◆ Records
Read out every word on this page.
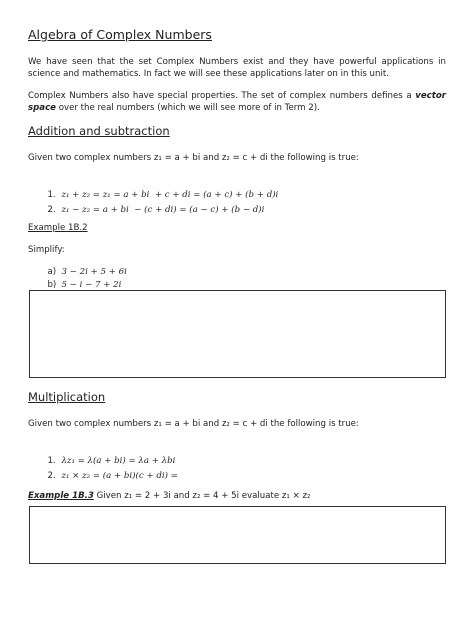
Algebra of Complex Numbers
We have seen that the set Complex Numbers exist and they have powerful applications in science and mathematics. In fact we will see these applications later on in this unit.
Complex Numbers also have special properties. The set of complex numbers defines a vector space over the real numbers (which we will see more of in Term 2).
Addition and subtraction
Given two complex numbers z₁ = a + bi and z₂ = c + di the following is true:

1. z₁ + z₂ = z₁ = a + bi  + c + di = (a + c) + (b + d)i

2. z₁ − z₂ = a + bi  − (c + di) = (a − c) + (b − d)i

Example 1B.2
Simplify:

a) 3 − 2i + 5 + 6i

b) 5 − i − 7 + 2i

Multiplication
Given two complex numbers z₁ = a + bi and z₂ = c + di the following is true:

1. λz₁ = λ(a + bi) = λa + λbi

2. z₁ × z₂ = (a + bi)(c + di) =

Example 1B.3 Given z₁ = 2 + 3i and z₂ = 4 + 5i evaluate z₁ × z₂
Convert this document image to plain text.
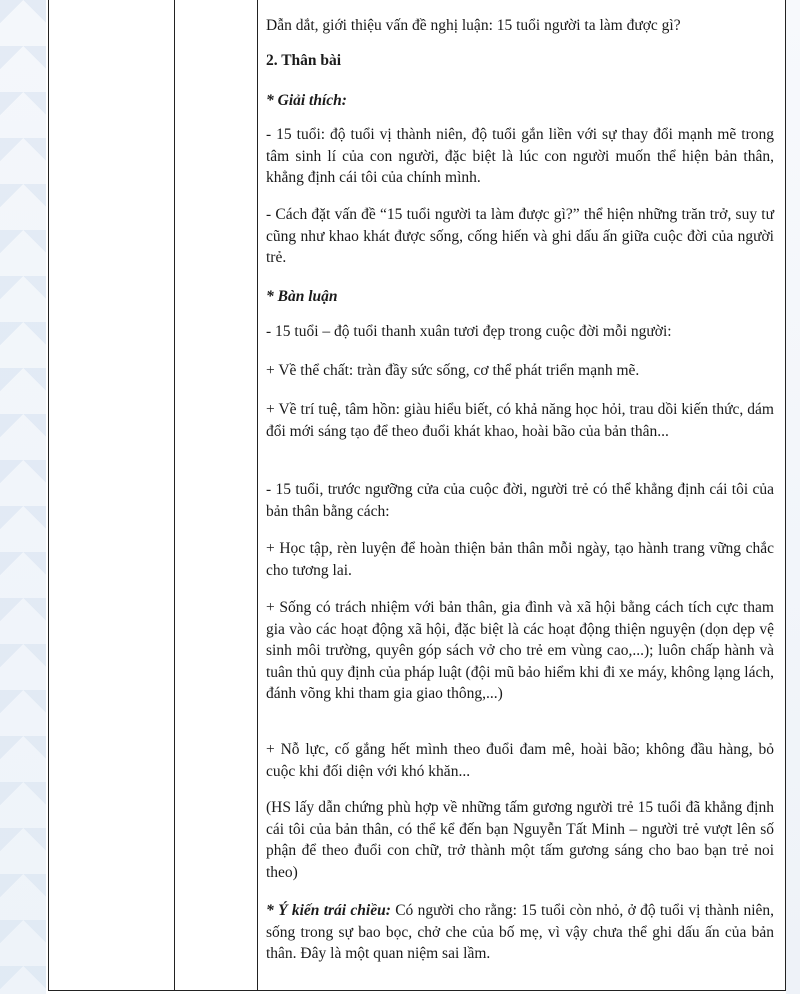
Dẫn dắt, giới thiệu vấn đề nghị luận: 15 tuổi người ta làm được gì?

2. Thân bài

* Giải thích:

- 15 tuổi: độ tuổi vị thành niên, độ tuổi gắn liền với sự thay đổi mạnh mẽ trong tâm sinh lí của con người, đặc biệt là lúc con người muốn thể hiện bản thân, khẳng định cái tôi của chính mình.

- Cách đặt vấn đề “15 tuổi người ta làm được gì?” thể hiện những trăn trở, suy tư cũng như khao khát được sống, cống hiến và ghi dấu ấn giữa cuộc đời của người trẻ.

* Bàn luận

- 15 tuổi – độ tuổi thanh xuân tươi đẹp trong cuộc đời mỗi người:

+ Về thể chất: tràn đầy sức sống, cơ thể phát triển mạnh mẽ.

+ Về trí tuệ, tâm hồn: giàu hiểu biết, có khả năng học hỏi, trau dồi kiến thức, dám đổi mới sáng tạo để theo đuổi khát khao, hoài bão của bản thân...

- 15 tuổi, trước ngưỡng cửa của cuộc đời, người trẻ có thể khẳng định cái tôi của bản thân bằng cách:

+ Học tập, rèn luyện để hoàn thiện bản thân mỗi ngày, tạo hành trang vững chắc cho tương lai.

+ Sống có trách nhiệm với bản thân, gia đình và xã hội bằng cách tích cực tham gia vào các hoạt động xã hội, đặc biệt là các hoạt động thiện nguyện (dọn dẹp vệ sinh môi trường, quyên góp sách vở cho trẻ em vùng cao,...); luôn chấp hành và tuân thủ quy định của pháp luật (đội mũ bảo hiểm khi đi xe máy, không lạng lách, đánh võng khi tham gia giao thông,...)

+ Nỗ lực, cố gắng hết mình theo đuổi đam mê, hoài bão; không đầu hàng, bỏ cuộc khi đối diện với khó khăn...

(HS lấy dẫn chứng phù hợp về những tấm gương người trẻ 15 tuổi đã khẳng định cái tôi của bản thân, có thể kể đến bạn Nguyễn Tất Minh – người trẻ vượt lên số phận để theo đuổi con chữ, trở thành một tấm gương sáng cho bao bạn trẻ noi theo)

* Ý kiến trái chiều: Có người cho rằng: 15 tuổi còn nhỏ, ở độ tuổi vị thành niên, sống trong sự bao bọc, chở che của bố mẹ, vì vậy chưa thể ghi dấu ấn của bản thân. Đây là một quan niệm sai lầm.
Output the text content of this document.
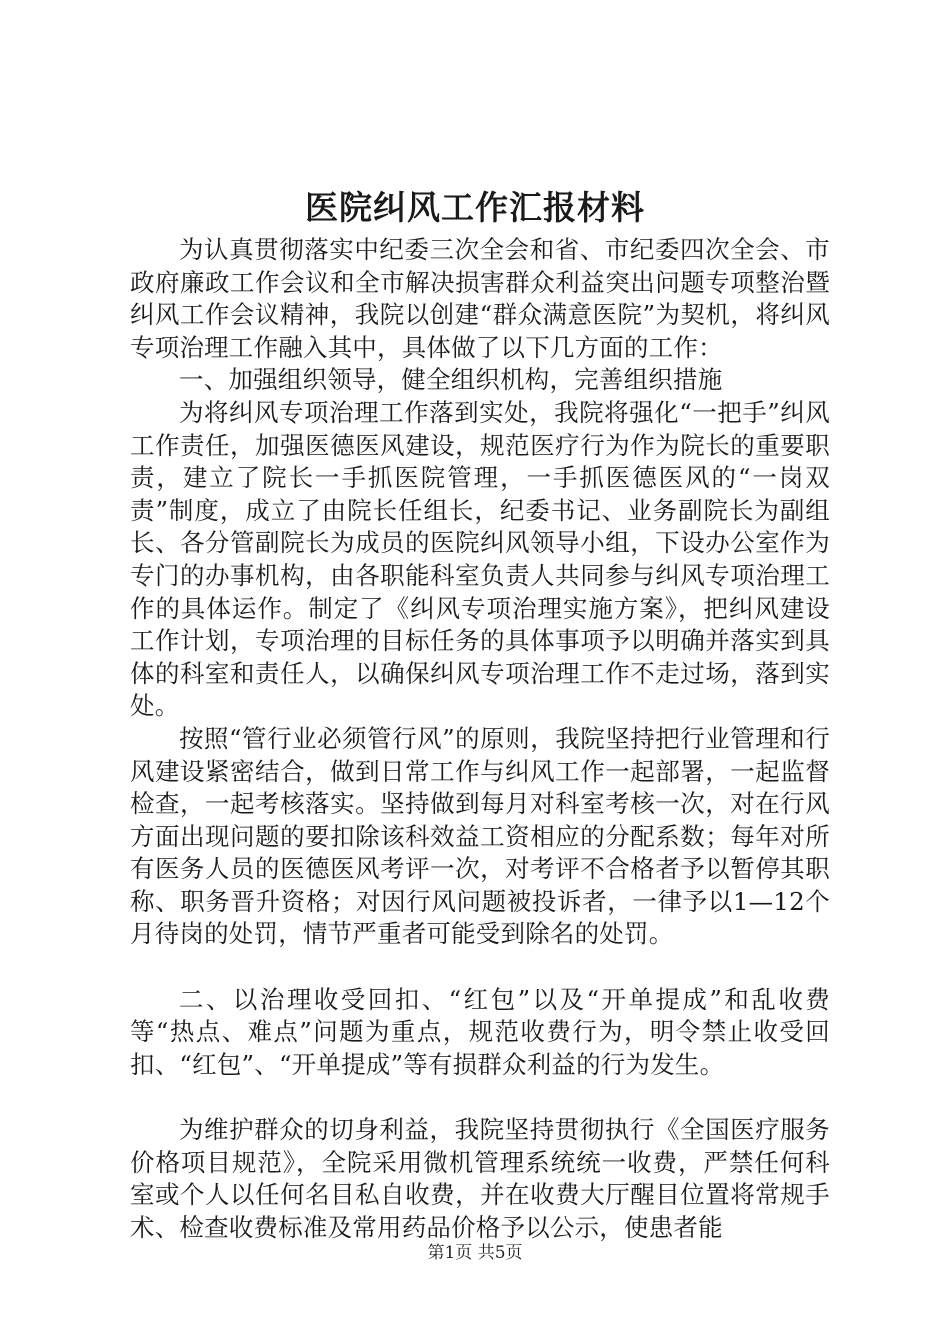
医院纠风工作汇报材料

为认真贯彻落实中纪委三次全会和省、市纪委四次全会、市政府廉政工作会议和全市解决损害群众利益突出问题专项整治暨纠风工作会议精神，我院以创建“群众满意医院”为契机，将纠风专项治理工作融入其中，具体做了以下几方面的工作：

一、加强组织领导，健全组织机构，完善组织措施

为将纠风专项治理工作落到实处，我院将强化“一把手”纠风工作责任，加强医德医风建设，规范医疗行为作为院长的重要职责，建立了院长一手抓医院管理，一手抓医德医风的“一岗双责”制度，成立了由院长任组长，纪委书记、业务副院长为副组长、各分管副院长为成员的医院纠风领导小组，下设办公室作为专门的办事机构，由各职能科室负责人共同参与纠风专项治理工作的具体运作。制定了《纠风专项治理实施方案》，把纠风建设工作计划，专项治理的目标任务的具体事项予以明确并落实到具体的科室和责任人，以确保纠风专项治理工作不走过场，落到实处。

按照“管行业必须管行风”的原则，我院坚持把行业管理和行风建设紧密结合，做到日常工作与纠风工作一起部署，一起监督检查，一起考核落实。坚持做到每月对科室考核一次，对在行风方面出现问题的要扣除该科效益工资相应的分配系数；每年对所有医务人员的医德医风考评一次，对考评不合格者予以暂停其职称、职务晋升资格；对因行风问题被投诉者，一律予以1—12个月待岗的处罚，情节严重者可能受到除名的处罚。

二、以治理收受回扣、“红包”以及“开单提成”和乱收费等“热点、难点”问题为重点，规范收费行为，明令禁止收受回扣、“红包”、“开单提成”等有损群众利益的行为发生。

为维护群众的切身利益，我院坚持贯彻执行《全国医疗服务价格项目规范》，全院采用微机管理系统统一收费，严禁任何科室或个人以任何名目私自收费，并在收费大厅醒目位置将常规手术、检查收费标准及常用药品价格予以公示，使患者能

第1页 共5页
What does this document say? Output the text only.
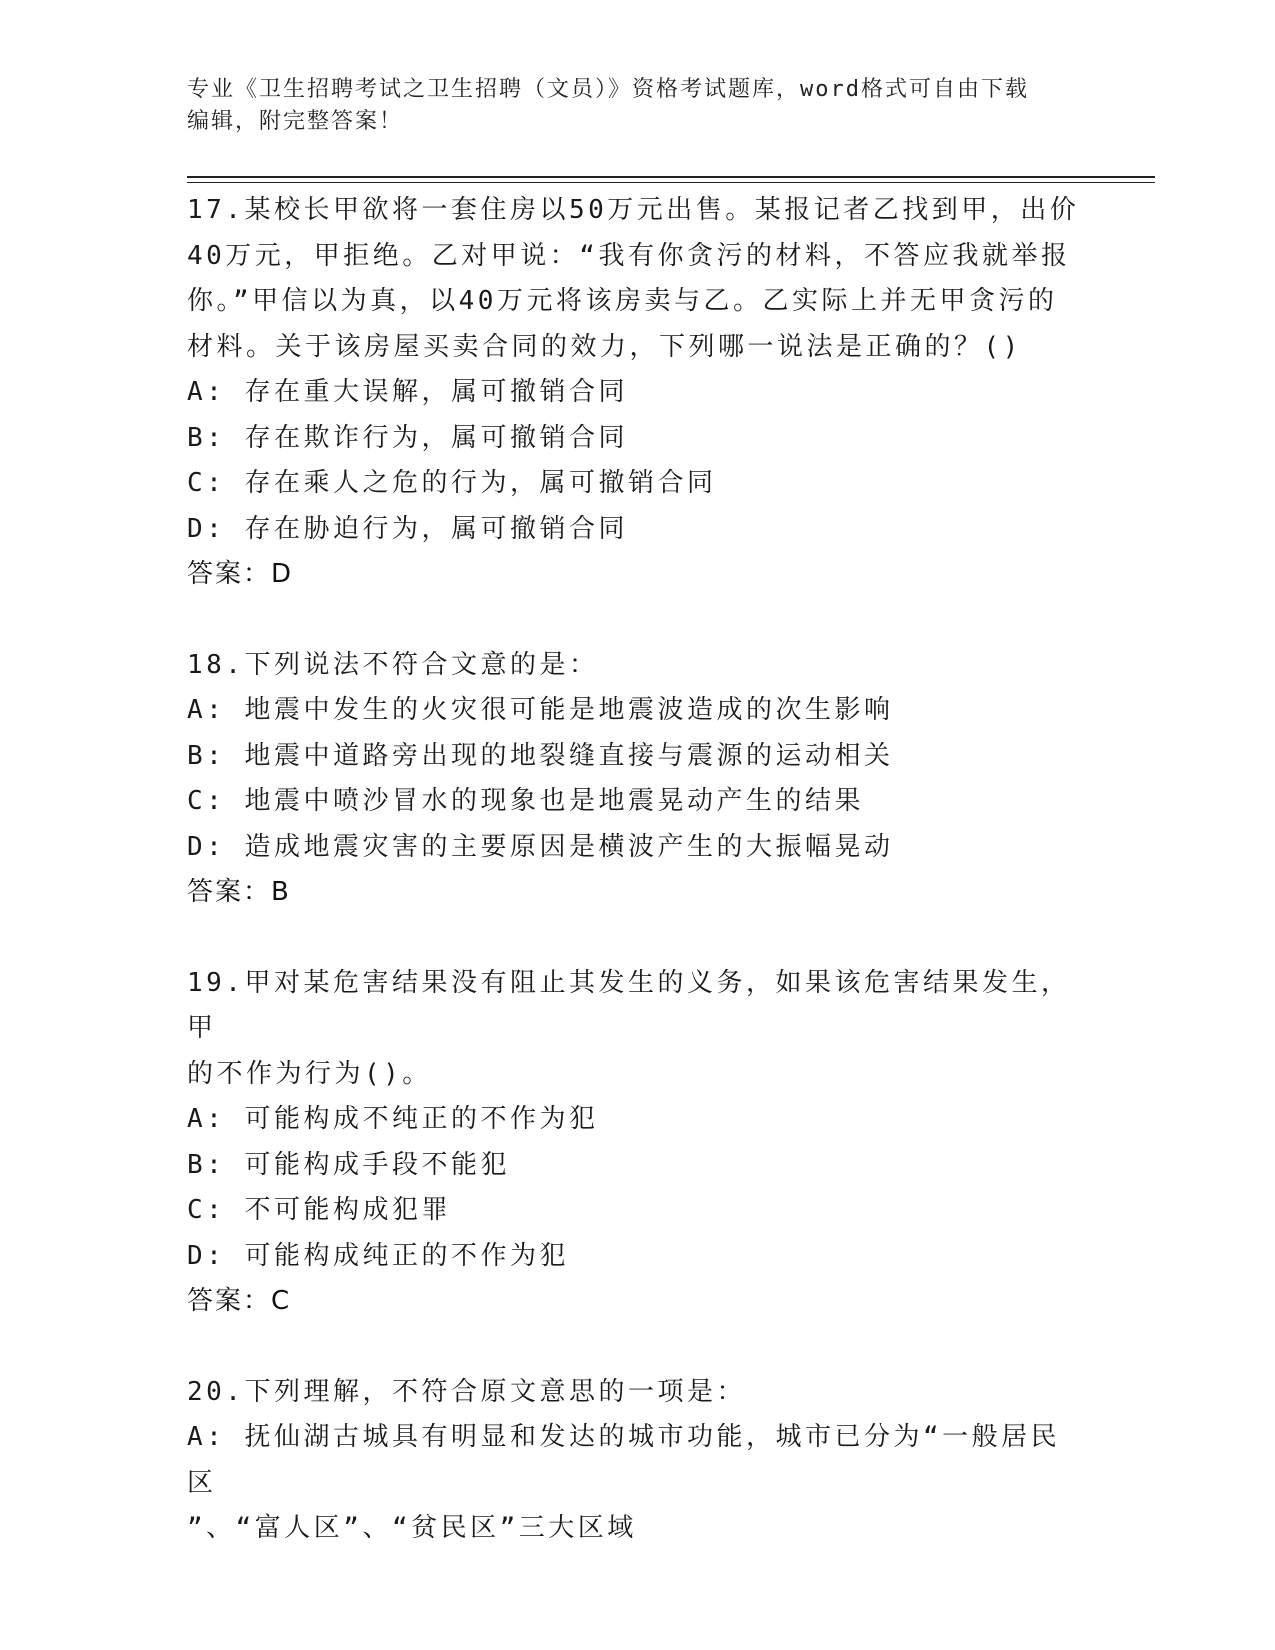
专业《卫生招聘考试之卫生招聘（文员）》资格考试题库，word格式可自由下载
编辑，附完整答案！
17.某校长甲欲将一套住房以50万元出售。某报记者乙找到甲，出价
40万元，甲拒绝。乙对甲说：“我有你贪污的材料，不答应我就举报
你。”甲信以为真，以40万元将该房卖与乙。乙实际上并无甲贪污的
材料。关于该房屋买卖合同的效力，下列哪一说法是正确的？()
A: 存在重大误解，属可撤销合同
B: 存在欺诈行为，属可撤销合同
C: 存在乘人之危的行为，属可撤销合同
D: 存在胁迫行为，属可撤销合同
答案：D
18.下列说法不符合文意的是：
A: 地震中发生的火灾很可能是地震波造成的次生影响
B: 地震中道路旁出现的地裂缝直接与震源的运动相关
C: 地震中喷沙冒水的现象也是地震晃动产生的结果
D: 造成地震灾害的主要原因是横波产生的大振幅晃动
答案：B
19.甲对某危害结果没有阻止其发生的义务，如果该危害结果发生，甲
的不作为行为()。
A: 可能构成不纯正的不作为犯
B: 可能构成手段不能犯
C: 不可能构成犯罪
D: 可能构成纯正的不作为犯
答案：C
20.下列理解，不符合原文意思的一项是：
A: 抚仙湖古城具有明显和发达的城市功能，城市已分为“一般居民区
”、“富人区”、“贫民区”三大区域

◆ Set task
Please write out the material from the line containing "Output the text content of this document." to its final line, both inclusive, exactly as it appears; pictures are not part of the copy.

◆ Result of the exercise
Output the text content of this document.
医院纠风工作汇报材料

为认真贯彻落实中纪委三次全会和省、市纪委四次全会、市政府廉政工作会议和全市解决损害群众利益突出问题专项整治暨纠风工作会议精神，我院以创建“群众满意医院”为契机，将纠风专项治理工作融入其中，具体做了以下几方面的工作：

一、加强组织领导，健全组织机构，完善组织措施

为将纠风专项治理工作落到实处，我院将强化“一把手”纠风工作责任，加强医德医风建设，规范医疗行为作为院长的重要职责，建立了院长一手抓医院管理，一手抓医德医风的“一岗双责”制度，成立了由院长任组长，纪委书记、业务副院长为副组长、各分管副院长为成员的医院纠风领导小组，下设办公室作为专门的办事机构，由各职能科室负责人共同参与纠风专项治理工作的具体运作。制定了《纠风专项治理实施方案》，把纠风建设工作计划，专项治理的目标任务的具体事项予以明确并落实到具体的科室和责任人，以确保纠风专项治理工作不走过场，落到实处。

按照“管行业必须管行风”的原则，我院坚持把行业管理和行风建设紧密结合，做到日常工作与纠风工作一起部署，一起监督检查，一起考核落实。坚持做到每月对科室考核一次，对在行风方面出现问题的要扣除该科效益工资相应的分配系数；每年对所有医务人员的医德医风考评一次，对考评不合格者予以暂停其职称、职务晋升资格；对因行风问题被投诉者，一律予以1—12个月待岗的处罚，情节严重者可能受到除名的处罚。

二、以治理收受回扣、“红包”以及“开单提成”和乱收费等“热点、难点”问题为重点，规范收费行为，明令禁止收受回扣、“红包”、“开单提成”等有损群众利益的行为发生。

为维护群众的切身利益，我院坚持贯彻执行《全国医疗服务价格项目规范》，全院采用微机管理系统统一收费，严禁任何科室或个人以任何名目私自收费，并在收费大厅醒目位置将常规手术、检查收费标准及常用药品价格予以公示，使患者能

第1页 共5页
What does this document say? Output the text only.
专业《卫生招聘考试之卫生招聘（文员）》资格考试题库，word格式可自由下载
编辑，附完整答案！
17.某校长甲欲将一套住房以50万元出售。某报记者乙找到甲，出价
40万元，甲拒绝。乙对甲说：“我有你贪污的材料，不答应我就举报
你。”甲信以为真，以40万元将该房卖与乙。乙实际上并无甲贪污的
材料。关于该房屋买卖合同的效力，下列哪一说法是正确的？()
A: 存在重大误解，属可撤销合同
B: 存在欺诈行为，属可撤销合同
C: 存在乘人之危的行为，属可撤销合同
D: 存在胁迫行为，属可撤销合同
答案：D
18.下列说法不符合文意的是：
A: 地震中发生的火灾很可能是地震波造成的次生影响
B: 地震中道路旁出现的地裂缝直接与震源的运动相关
C: 地震中喷沙冒水的现象也是地震晃动产生的结果
D: 造成地震灾害的主要原因是横波产生的大振幅晃动
答案：B
19.甲对某危害结果没有阻止其发生的义务，如果该危害结果发生，甲
的不作为行为()。
A: 可能构成不纯正的不作为犯
B: 可能构成手段不能犯
C: 不可能构成犯罪
D: 可能构成纯正的不作为犯
答案：C
20.下列理解，不符合原文意思的一项是：
A: 抚仙湖古城具有明显和发达的城市功能，城市已分为“一般居民区
”、“富人区”、“贫民区”三大区域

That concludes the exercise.